(Task instructions): Show each line from the listing that includes the word "Зросла".

(Records from a collection of figures):

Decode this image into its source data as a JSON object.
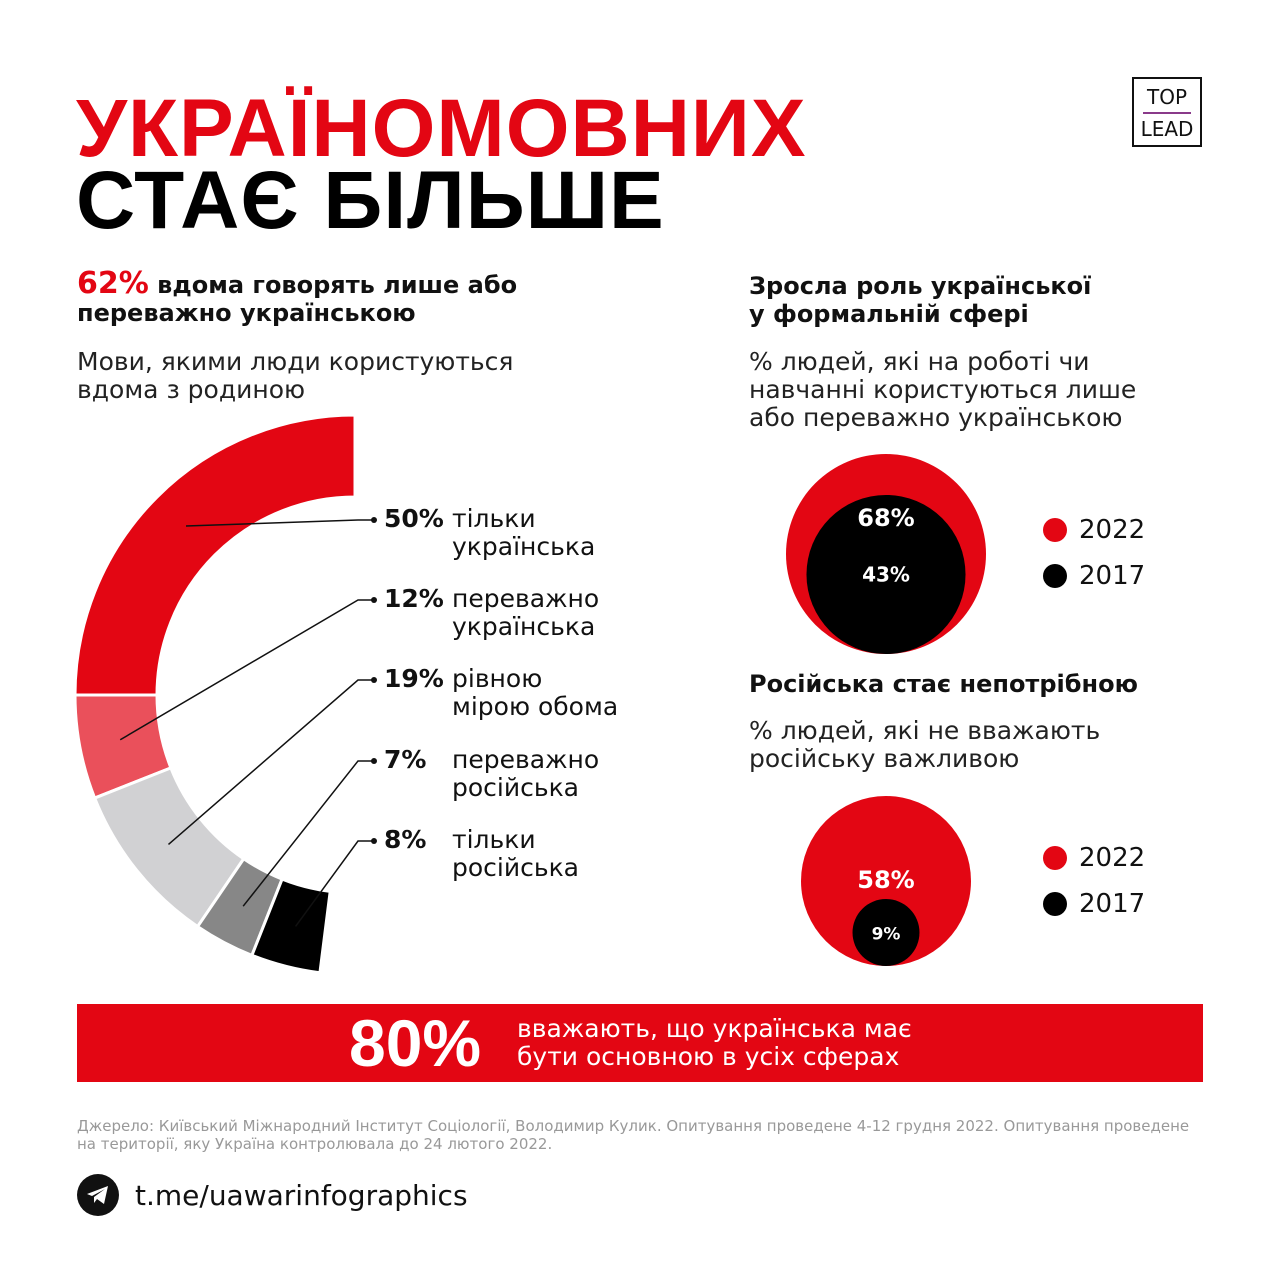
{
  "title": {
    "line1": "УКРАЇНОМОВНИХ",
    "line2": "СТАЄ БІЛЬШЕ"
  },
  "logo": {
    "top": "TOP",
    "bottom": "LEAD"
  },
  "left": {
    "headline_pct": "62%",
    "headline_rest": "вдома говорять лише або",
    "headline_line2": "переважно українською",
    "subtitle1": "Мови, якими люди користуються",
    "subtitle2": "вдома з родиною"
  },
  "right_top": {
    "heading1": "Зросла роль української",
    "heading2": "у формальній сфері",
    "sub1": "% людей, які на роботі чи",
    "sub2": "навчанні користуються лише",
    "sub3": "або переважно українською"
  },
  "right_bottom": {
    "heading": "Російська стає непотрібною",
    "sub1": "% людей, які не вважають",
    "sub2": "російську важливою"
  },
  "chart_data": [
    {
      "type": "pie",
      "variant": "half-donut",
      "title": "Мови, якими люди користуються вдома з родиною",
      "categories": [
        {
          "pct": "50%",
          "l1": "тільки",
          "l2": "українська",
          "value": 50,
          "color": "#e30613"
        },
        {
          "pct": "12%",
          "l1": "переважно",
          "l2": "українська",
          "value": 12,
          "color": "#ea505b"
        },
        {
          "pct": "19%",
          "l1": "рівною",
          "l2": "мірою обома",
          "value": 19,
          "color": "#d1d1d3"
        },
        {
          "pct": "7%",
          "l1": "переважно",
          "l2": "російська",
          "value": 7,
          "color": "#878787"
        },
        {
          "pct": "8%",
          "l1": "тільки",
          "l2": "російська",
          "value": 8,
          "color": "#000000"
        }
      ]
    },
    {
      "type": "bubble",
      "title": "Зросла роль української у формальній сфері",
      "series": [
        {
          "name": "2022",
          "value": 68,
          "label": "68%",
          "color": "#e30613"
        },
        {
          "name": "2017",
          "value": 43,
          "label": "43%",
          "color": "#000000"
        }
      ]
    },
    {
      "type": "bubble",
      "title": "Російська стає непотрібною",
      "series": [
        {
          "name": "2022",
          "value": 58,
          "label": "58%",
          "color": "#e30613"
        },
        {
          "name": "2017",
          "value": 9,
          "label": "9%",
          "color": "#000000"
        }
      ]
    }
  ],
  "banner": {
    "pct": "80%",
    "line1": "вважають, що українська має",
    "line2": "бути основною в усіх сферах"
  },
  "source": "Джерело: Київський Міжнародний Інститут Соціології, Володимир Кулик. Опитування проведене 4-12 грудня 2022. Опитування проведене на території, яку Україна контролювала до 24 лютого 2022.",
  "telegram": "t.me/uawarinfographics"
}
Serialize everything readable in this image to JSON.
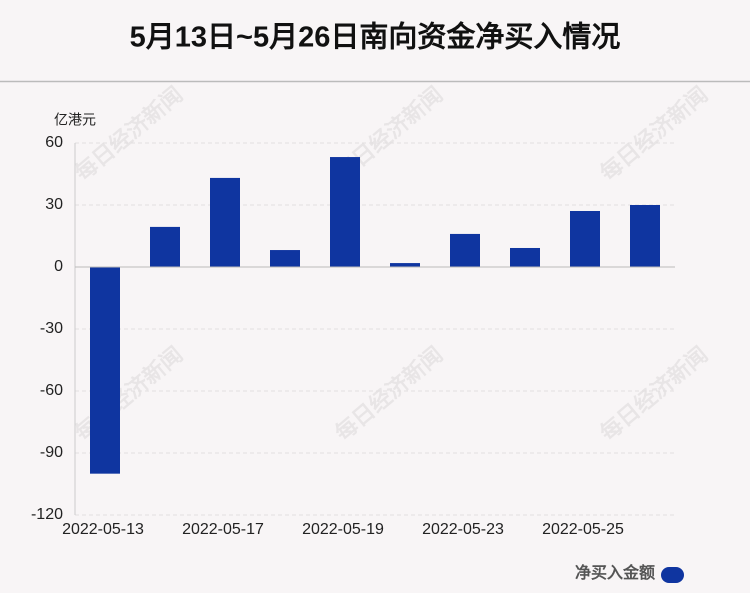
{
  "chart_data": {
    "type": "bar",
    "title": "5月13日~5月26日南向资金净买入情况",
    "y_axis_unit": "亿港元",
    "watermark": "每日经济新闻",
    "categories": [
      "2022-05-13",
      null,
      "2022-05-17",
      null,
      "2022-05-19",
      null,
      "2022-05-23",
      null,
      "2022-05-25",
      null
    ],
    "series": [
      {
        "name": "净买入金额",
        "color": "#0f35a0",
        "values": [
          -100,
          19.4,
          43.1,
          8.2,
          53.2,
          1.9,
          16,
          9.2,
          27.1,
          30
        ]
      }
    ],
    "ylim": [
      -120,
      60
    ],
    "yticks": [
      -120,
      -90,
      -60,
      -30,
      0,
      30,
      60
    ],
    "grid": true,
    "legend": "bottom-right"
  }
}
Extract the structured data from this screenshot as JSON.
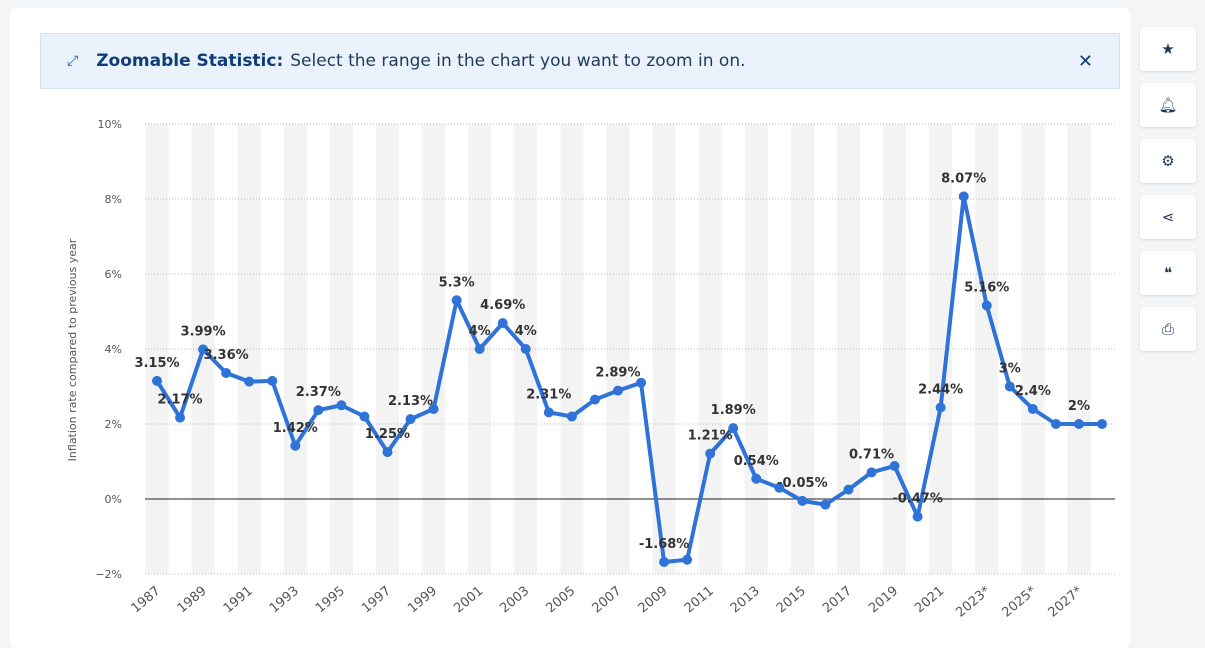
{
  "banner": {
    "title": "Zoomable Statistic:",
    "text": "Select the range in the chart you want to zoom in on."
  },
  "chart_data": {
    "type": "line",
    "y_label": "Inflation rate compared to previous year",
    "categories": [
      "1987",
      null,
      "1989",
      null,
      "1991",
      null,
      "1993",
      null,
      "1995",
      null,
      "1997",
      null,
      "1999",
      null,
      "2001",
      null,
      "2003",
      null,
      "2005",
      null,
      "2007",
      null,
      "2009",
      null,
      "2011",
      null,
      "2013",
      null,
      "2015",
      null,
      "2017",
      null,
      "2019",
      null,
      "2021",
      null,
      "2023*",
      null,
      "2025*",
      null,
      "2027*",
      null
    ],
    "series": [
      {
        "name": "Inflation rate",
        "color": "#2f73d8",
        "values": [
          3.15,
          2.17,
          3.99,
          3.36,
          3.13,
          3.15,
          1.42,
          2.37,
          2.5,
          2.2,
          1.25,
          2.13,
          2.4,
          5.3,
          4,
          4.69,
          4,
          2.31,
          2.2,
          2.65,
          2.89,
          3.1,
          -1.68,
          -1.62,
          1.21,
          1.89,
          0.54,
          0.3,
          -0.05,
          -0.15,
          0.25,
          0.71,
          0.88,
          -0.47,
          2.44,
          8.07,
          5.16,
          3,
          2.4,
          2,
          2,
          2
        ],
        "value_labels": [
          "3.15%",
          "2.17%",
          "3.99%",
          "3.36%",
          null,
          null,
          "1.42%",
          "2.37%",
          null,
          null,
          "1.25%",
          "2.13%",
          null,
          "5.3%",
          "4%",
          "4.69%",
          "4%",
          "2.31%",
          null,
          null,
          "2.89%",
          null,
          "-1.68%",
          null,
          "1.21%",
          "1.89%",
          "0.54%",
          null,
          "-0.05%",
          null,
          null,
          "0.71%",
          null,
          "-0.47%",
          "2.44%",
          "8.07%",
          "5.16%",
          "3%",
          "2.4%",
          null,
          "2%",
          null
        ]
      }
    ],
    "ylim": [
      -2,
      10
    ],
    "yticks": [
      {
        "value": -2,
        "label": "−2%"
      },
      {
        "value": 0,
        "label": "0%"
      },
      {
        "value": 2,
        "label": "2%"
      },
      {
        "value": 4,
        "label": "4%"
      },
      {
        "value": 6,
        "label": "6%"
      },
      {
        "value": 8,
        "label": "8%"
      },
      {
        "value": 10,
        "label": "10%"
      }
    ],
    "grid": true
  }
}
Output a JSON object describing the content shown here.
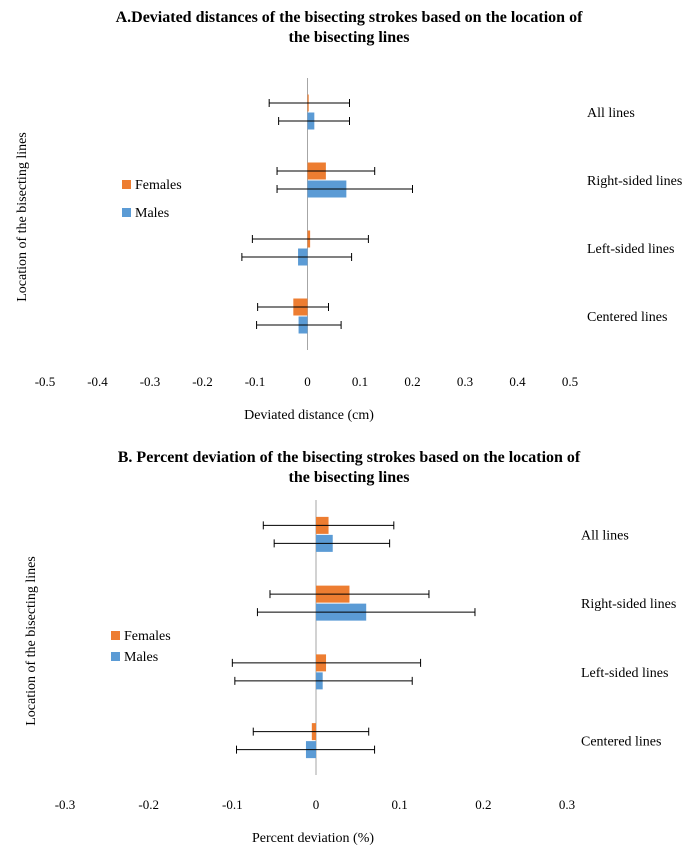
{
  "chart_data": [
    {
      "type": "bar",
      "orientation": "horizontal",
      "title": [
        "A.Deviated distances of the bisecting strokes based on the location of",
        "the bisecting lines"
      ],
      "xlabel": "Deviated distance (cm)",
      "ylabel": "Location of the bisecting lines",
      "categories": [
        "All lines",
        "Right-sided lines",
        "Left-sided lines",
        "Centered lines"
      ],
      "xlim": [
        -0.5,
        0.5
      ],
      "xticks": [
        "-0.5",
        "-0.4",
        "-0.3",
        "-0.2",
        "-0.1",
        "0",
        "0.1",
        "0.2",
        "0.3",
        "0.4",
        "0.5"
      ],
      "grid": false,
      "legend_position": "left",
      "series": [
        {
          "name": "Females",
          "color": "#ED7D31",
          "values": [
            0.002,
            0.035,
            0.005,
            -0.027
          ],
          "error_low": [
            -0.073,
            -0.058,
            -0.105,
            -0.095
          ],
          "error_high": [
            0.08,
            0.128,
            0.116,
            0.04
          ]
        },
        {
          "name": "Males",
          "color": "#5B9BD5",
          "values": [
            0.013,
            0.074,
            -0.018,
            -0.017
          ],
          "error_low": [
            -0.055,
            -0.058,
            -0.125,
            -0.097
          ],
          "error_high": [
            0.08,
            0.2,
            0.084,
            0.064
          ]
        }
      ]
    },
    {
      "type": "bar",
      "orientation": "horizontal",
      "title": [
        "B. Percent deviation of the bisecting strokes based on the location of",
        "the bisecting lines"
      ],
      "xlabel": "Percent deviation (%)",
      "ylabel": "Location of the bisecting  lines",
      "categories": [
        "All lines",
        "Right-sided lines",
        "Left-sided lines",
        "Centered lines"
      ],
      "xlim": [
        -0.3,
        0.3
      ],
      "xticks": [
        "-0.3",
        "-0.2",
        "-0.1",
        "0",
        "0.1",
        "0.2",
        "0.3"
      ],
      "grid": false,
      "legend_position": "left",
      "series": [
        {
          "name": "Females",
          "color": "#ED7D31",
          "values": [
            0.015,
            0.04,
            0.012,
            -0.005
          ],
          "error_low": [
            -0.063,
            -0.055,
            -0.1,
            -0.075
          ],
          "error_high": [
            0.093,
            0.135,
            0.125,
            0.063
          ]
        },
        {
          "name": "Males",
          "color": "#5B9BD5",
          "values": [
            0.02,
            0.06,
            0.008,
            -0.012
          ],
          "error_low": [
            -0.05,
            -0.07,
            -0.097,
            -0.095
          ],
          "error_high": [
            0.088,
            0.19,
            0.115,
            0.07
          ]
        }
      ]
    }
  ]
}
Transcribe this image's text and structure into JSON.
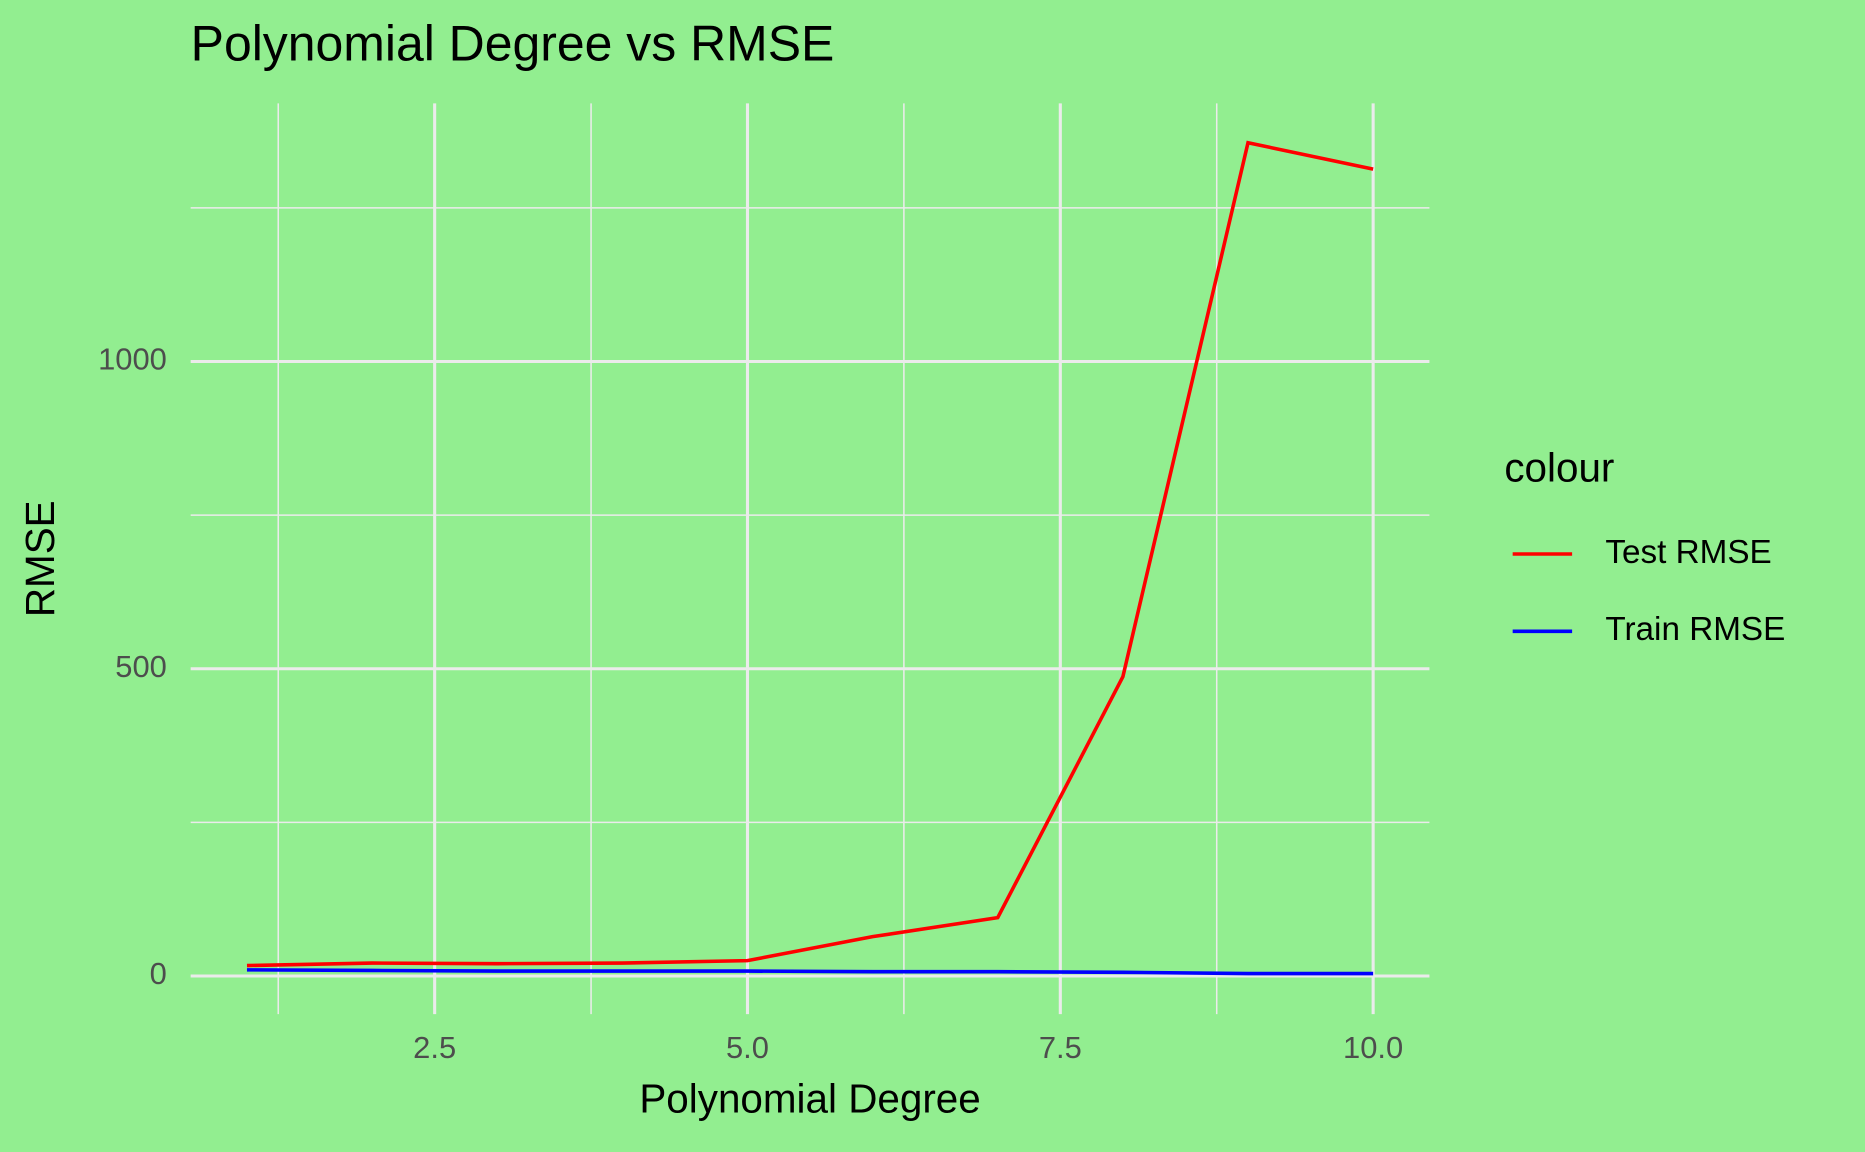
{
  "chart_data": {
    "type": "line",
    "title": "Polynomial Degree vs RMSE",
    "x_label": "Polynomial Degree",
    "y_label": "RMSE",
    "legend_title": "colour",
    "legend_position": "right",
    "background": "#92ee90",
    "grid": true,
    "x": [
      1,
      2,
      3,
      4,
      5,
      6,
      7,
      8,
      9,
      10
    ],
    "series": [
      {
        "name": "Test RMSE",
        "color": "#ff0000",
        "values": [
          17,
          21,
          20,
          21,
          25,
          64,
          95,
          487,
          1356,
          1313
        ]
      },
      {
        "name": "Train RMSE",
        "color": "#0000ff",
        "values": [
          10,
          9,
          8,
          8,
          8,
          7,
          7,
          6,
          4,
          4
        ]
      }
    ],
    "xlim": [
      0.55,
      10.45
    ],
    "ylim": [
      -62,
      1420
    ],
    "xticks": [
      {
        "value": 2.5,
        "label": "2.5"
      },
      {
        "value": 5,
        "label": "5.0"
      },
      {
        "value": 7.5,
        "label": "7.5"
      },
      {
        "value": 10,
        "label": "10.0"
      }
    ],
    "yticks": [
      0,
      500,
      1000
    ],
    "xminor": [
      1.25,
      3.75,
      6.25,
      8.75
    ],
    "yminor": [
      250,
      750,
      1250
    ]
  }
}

(Finished exercise):
    "heading1": "Зросла роль української",
      "title": "Зросла роль української у формальній сфері",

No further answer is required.